▶ [The problem]:
Determine how many lines below hold the string "this". Reply with the number alone.

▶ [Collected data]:
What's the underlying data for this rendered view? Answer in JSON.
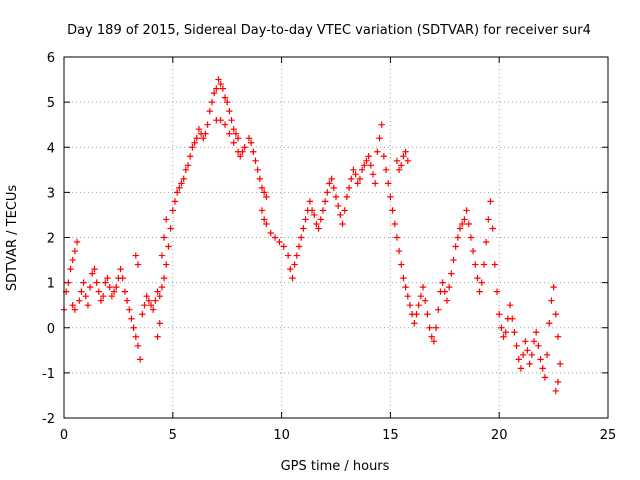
{
  "chart_data": {
    "type": "scatter",
    "title": "Day 189 of 2015, Sidereal Day-to-day VTEC variation (SDTVAR) for receiver sur4",
    "xlabel": "GPS time / hours",
    "ylabel": "SDTVAR / TECUs",
    "xlim": [
      0,
      25
    ],
    "ylim": [
      -2,
      6
    ],
    "grid": true,
    "x_ticks": [
      "0",
      "5",
      "10",
      "15",
      "20",
      "25"
    ],
    "y_ticks": [
      "-2",
      "-1",
      "0",
      "1",
      "2",
      "3",
      "4",
      "5",
      "6"
    ],
    "marker": "+",
    "series": [
      {
        "name": "SDTVAR",
        "color": "#ff0000",
        "points": [
          [
            0.0,
            0.4
          ],
          [
            0.1,
            0.8
          ],
          [
            0.2,
            1.0
          ],
          [
            0.3,
            1.3
          ],
          [
            0.4,
            1.5
          ],
          [
            0.5,
            1.7
          ],
          [
            0.6,
            1.9
          ],
          [
            0.4,
            0.5
          ],
          [
            0.5,
            0.4
          ],
          [
            0.7,
            0.6
          ],
          [
            0.8,
            0.8
          ],
          [
            0.9,
            1.0
          ],
          [
            1.0,
            0.7
          ],
          [
            1.1,
            0.5
          ],
          [
            1.2,
            0.9
          ],
          [
            1.3,
            1.2
          ],
          [
            1.4,
            1.3
          ],
          [
            1.5,
            1.0
          ],
          [
            1.6,
            0.8
          ],
          [
            1.7,
            0.6
          ],
          [
            1.8,
            0.7
          ],
          [
            1.9,
            1.0
          ],
          [
            2.0,
            1.1
          ],
          [
            2.1,
            0.9
          ],
          [
            2.2,
            0.7
          ],
          [
            2.3,
            0.8
          ],
          [
            2.4,
            0.9
          ],
          [
            2.5,
            1.1
          ],
          [
            2.6,
            1.3
          ],
          [
            2.7,
            1.1
          ],
          [
            2.8,
            0.8
          ],
          [
            2.9,
            0.6
          ],
          [
            3.0,
            0.4
          ],
          [
            3.1,
            0.2
          ],
          [
            3.2,
            0.0
          ],
          [
            3.3,
            -0.2
          ],
          [
            3.4,
            -0.4
          ],
          [
            3.5,
            -0.7
          ],
          [
            3.4,
            1.4
          ],
          [
            3.3,
            1.6
          ],
          [
            3.6,
            0.3
          ],
          [
            3.7,
            0.5
          ],
          [
            3.8,
            0.7
          ],
          [
            3.9,
            0.6
          ],
          [
            4.0,
            0.5
          ],
          [
            4.1,
            0.4
          ],
          [
            4.2,
            0.6
          ],
          [
            4.3,
            0.8
          ],
          [
            4.4,
            0.7
          ],
          [
            4.5,
            0.9
          ],
          [
            4.6,
            1.1
          ],
          [
            4.7,
            1.4
          ],
          [
            4.8,
            1.8
          ],
          [
            4.9,
            2.2
          ],
          [
            5.0,
            2.6
          ],
          [
            4.3,
            -0.2
          ],
          [
            4.4,
            0.1
          ],
          [
            4.5,
            1.6
          ],
          [
            4.6,
            2.0
          ],
          [
            4.7,
            2.4
          ],
          [
            5.1,
            2.8
          ],
          [
            5.2,
            3.0
          ],
          [
            5.3,
            3.1
          ],
          [
            5.4,
            3.2
          ],
          [
            5.5,
            3.3
          ],
          [
            5.6,
            3.5
          ],
          [
            5.7,
            3.6
          ],
          [
            5.8,
            3.8
          ],
          [
            5.9,
            4.0
          ],
          [
            6.0,
            4.1
          ],
          [
            6.1,
            4.2
          ],
          [
            6.2,
            4.4
          ],
          [
            6.3,
            4.3
          ],
          [
            6.4,
            4.2
          ],
          [
            6.5,
            4.3
          ],
          [
            6.6,
            4.5
          ],
          [
            6.7,
            4.8
          ],
          [
            6.8,
            5.0
          ],
          [
            6.9,
            5.2
          ],
          [
            7.0,
            5.3
          ],
          [
            7.1,
            5.5
          ],
          [
            7.2,
            5.4
          ],
          [
            7.3,
            5.3
          ],
          [
            7.4,
            5.1
          ],
          [
            7.5,
            5.0
          ],
          [
            7.6,
            4.8
          ],
          [
            7.7,
            4.6
          ],
          [
            7.8,
            4.4
          ],
          [
            7.9,
            4.3
          ],
          [
            8.0,
            4.2
          ],
          [
            7.0,
            4.6
          ],
          [
            7.2,
            4.6
          ],
          [
            7.4,
            4.5
          ],
          [
            7.6,
            4.3
          ],
          [
            7.8,
            4.1
          ],
          [
            8.0,
            3.9
          ],
          [
            8.1,
            3.8
          ],
          [
            8.2,
            3.9
          ],
          [
            8.3,
            4.0
          ],
          [
            8.5,
            4.2
          ],
          [
            8.6,
            4.1
          ],
          [
            8.7,
            3.9
          ],
          [
            8.8,
            3.7
          ],
          [
            8.9,
            3.5
          ],
          [
            9.0,
            3.3
          ],
          [
            9.1,
            3.1
          ],
          [
            9.2,
            3.0
          ],
          [
            9.3,
            2.9
          ],
          [
            9.1,
            2.6
          ],
          [
            9.2,
            2.4
          ],
          [
            9.3,
            2.3
          ],
          [
            9.5,
            2.1
          ],
          [
            9.7,
            2.0
          ],
          [
            9.9,
            1.9
          ],
          [
            10.1,
            1.8
          ],
          [
            10.3,
            1.6
          ],
          [
            10.4,
            1.3
          ],
          [
            10.5,
            1.1
          ],
          [
            10.6,
            1.4
          ],
          [
            10.7,
            1.6
          ],
          [
            10.8,
            1.8
          ],
          [
            10.9,
            2.0
          ],
          [
            11.0,
            2.2
          ],
          [
            11.1,
            2.4
          ],
          [
            11.2,
            2.6
          ],
          [
            11.3,
            2.8
          ],
          [
            11.4,
            2.6
          ],
          [
            11.5,
            2.5
          ],
          [
            11.6,
            2.3
          ],
          [
            11.7,
            2.2
          ],
          [
            11.8,
            2.4
          ],
          [
            11.9,
            2.6
          ],
          [
            12.0,
            2.8
          ],
          [
            12.1,
            3.0
          ],
          [
            12.2,
            3.2
          ],
          [
            12.3,
            3.3
          ],
          [
            12.4,
            3.1
          ],
          [
            12.5,
            2.9
          ],
          [
            12.6,
            2.7
          ],
          [
            12.7,
            2.5
          ],
          [
            12.8,
            2.3
          ],
          [
            12.9,
            2.6
          ],
          [
            13.0,
            2.9
          ],
          [
            13.1,
            3.1
          ],
          [
            13.2,
            3.3
          ],
          [
            13.3,
            3.5
          ],
          [
            13.4,
            3.4
          ],
          [
            13.5,
            3.2
          ],
          [
            13.6,
            3.3
          ],
          [
            13.7,
            3.5
          ],
          [
            13.8,
            3.6
          ],
          [
            13.9,
            3.7
          ],
          [
            14.0,
            3.8
          ],
          [
            14.1,
            3.6
          ],
          [
            14.2,
            3.4
          ],
          [
            14.3,
            3.2
          ],
          [
            14.4,
            3.9
          ],
          [
            14.5,
            4.2
          ],
          [
            14.6,
            4.5
          ],
          [
            14.7,
            3.8
          ],
          [
            14.8,
            3.5
          ],
          [
            14.9,
            3.2
          ],
          [
            15.0,
            2.9
          ],
          [
            15.1,
            2.6
          ],
          [
            15.2,
            2.3
          ],
          [
            15.3,
            2.0
          ],
          [
            15.4,
            1.7
          ],
          [
            15.5,
            1.4
          ],
          [
            15.6,
            1.1
          ],
          [
            15.7,
            0.9
          ],
          [
            15.8,
            0.7
          ],
          [
            15.9,
            0.5
          ],
          [
            16.0,
            0.3
          ],
          [
            16.1,
            0.1
          ],
          [
            16.2,
            0.3
          ],
          [
            16.3,
            0.5
          ],
          [
            16.4,
            0.7
          ],
          [
            16.5,
            0.9
          ],
          [
            16.6,
            0.6
          ],
          [
            16.7,
            0.3
          ],
          [
            16.8,
            0.0
          ],
          [
            16.9,
            -0.2
          ],
          [
            17.0,
            -0.3
          ],
          [
            17.1,
            0.0
          ],
          [
            17.2,
            0.4
          ],
          [
            17.3,
            0.8
          ],
          [
            17.4,
            1.0
          ],
          [
            17.5,
            0.8
          ],
          [
            17.6,
            0.6
          ],
          [
            17.7,
            0.9
          ],
          [
            17.8,
            1.2
          ],
          [
            17.9,
            1.5
          ],
          [
            18.0,
            1.8
          ],
          [
            18.1,
            2.0
          ],
          [
            18.2,
            2.2
          ],
          [
            18.3,
            2.3
          ],
          [
            18.4,
            2.4
          ],
          [
            18.5,
            2.6
          ],
          [
            18.6,
            2.3
          ],
          [
            18.7,
            2.0
          ],
          [
            18.8,
            1.7
          ],
          [
            18.9,
            1.4
          ],
          [
            19.0,
            1.1
          ],
          [
            19.1,
            0.8
          ],
          [
            19.2,
            1.0
          ],
          [
            19.3,
            1.4
          ],
          [
            19.4,
            1.9
          ],
          [
            19.5,
            2.4
          ],
          [
            19.6,
            2.8
          ],
          [
            19.7,
            2.2
          ],
          [
            19.8,
            1.4
          ],
          [
            19.9,
            0.8
          ],
          [
            20.0,
            0.3
          ],
          [
            20.1,
            0.0
          ],
          [
            20.2,
            -0.2
          ],
          [
            20.3,
            -0.1
          ],
          [
            20.4,
            0.2
          ],
          [
            20.5,
            0.5
          ],
          [
            20.6,
            0.2
          ],
          [
            20.7,
            -0.1
          ],
          [
            20.8,
            -0.4
          ],
          [
            20.9,
            -0.7
          ],
          [
            21.0,
            -0.9
          ],
          [
            21.1,
            -0.6
          ],
          [
            21.2,
            -0.3
          ],
          [
            21.3,
            -0.5
          ],
          [
            21.4,
            -0.8
          ],
          [
            21.5,
            -0.6
          ],
          [
            21.6,
            -0.3
          ],
          [
            21.7,
            -0.1
          ],
          [
            21.8,
            -0.4
          ],
          [
            21.9,
            -0.7
          ],
          [
            22.0,
            -0.9
          ],
          [
            22.1,
            -1.1
          ],
          [
            22.2,
            -0.6
          ],
          [
            22.3,
            0.1
          ],
          [
            22.4,
            0.6
          ],
          [
            22.5,
            0.9
          ],
          [
            22.6,
            0.3
          ],
          [
            22.7,
            -0.2
          ],
          [
            22.8,
            -0.8
          ],
          [
            22.7,
            -1.2
          ],
          [
            22.6,
            -1.4
          ],
          [
            15.3,
            3.7
          ],
          [
            15.4,
            3.5
          ],
          [
            15.5,
            3.6
          ],
          [
            15.6,
            3.8
          ],
          [
            15.7,
            3.9
          ],
          [
            15.8,
            3.7
          ]
        ]
      }
    ]
  }
}
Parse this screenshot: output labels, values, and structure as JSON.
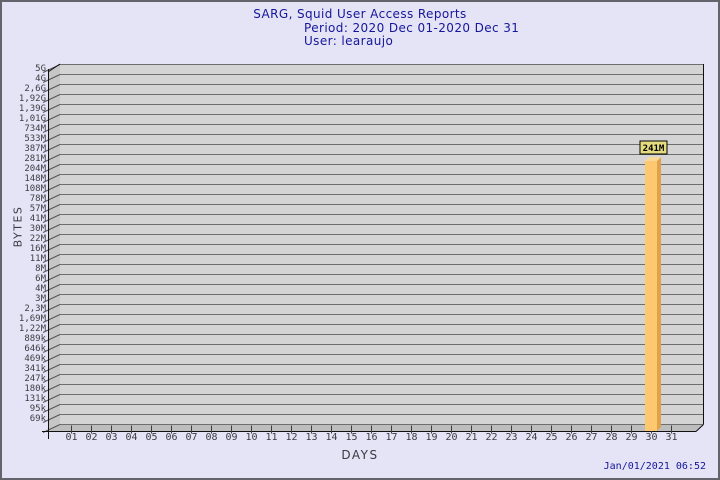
{
  "header": {
    "title": "SARG, Squid User Access Reports",
    "period": "Period: 2020 Dec 01-2020 Dec 31",
    "user": "User: learaujo"
  },
  "footer": {
    "generated": "Jan/01/2021 06:52"
  },
  "chart_data": {
    "type": "bar",
    "title": "SARG, Squid User Access Reports",
    "subtitle": [
      "Period: 2020 Dec 01-2020 Dec 31",
      "User: learaujo"
    ],
    "xlabel": "DAYS",
    "ylabel": "BYTES",
    "y_scale": "log",
    "grid": true,
    "x_labels": [
      "01",
      "02",
      "03",
      "04",
      "05",
      "06",
      "07",
      "08",
      "09",
      "10",
      "11",
      "12",
      "13",
      "14",
      "15",
      "16",
      "17",
      "18",
      "19",
      "20",
      "21",
      "22",
      "23",
      "24",
      "25",
      "26",
      "27",
      "28",
      "29",
      "30",
      "31"
    ],
    "y_axis_labels": [
      "5G",
      "4G",
      "2,6G",
      "1,92G",
      "1,39G",
      "1,01G",
      "734M",
      "533M",
      "387M",
      "281M",
      "204M",
      "148M",
      "108M",
      "78M",
      "57M",
      "41M",
      "30M",
      "22M",
      "16M",
      "11M",
      "8M",
      "6M",
      "4M",
      "3M",
      "2,3M",
      "1,69M",
      "1,22M",
      "889k",
      "646k",
      "469k",
      "341k",
      "247k",
      "180k",
      "131k",
      "95k",
      "69k"
    ],
    "ylim_bytes": [
      69000,
      5000000000
    ],
    "bars": [
      {
        "day": "30",
        "value_label": "241M",
        "value_bytes": 241000000
      }
    ],
    "colors": {
      "background": "#E4E4F6",
      "title_color": "#16169A",
      "plot_bg": "#D4D4D4",
      "grid_line": "#6E6E6E",
      "wall": "#C6C6C6",
      "floor": "#BDBDBD",
      "axis_line": "#111111",
      "tick_text": "#3C3C42",
      "bar_front": "#FDC870",
      "bar_side": "#DFA24B",
      "bar_top": "#F9D795",
      "annotation_bg": "#E4DA7E",
      "annotation_border": "#000000",
      "annotation_text": "#000000"
    }
  }
}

▶ [Exercise response]:
2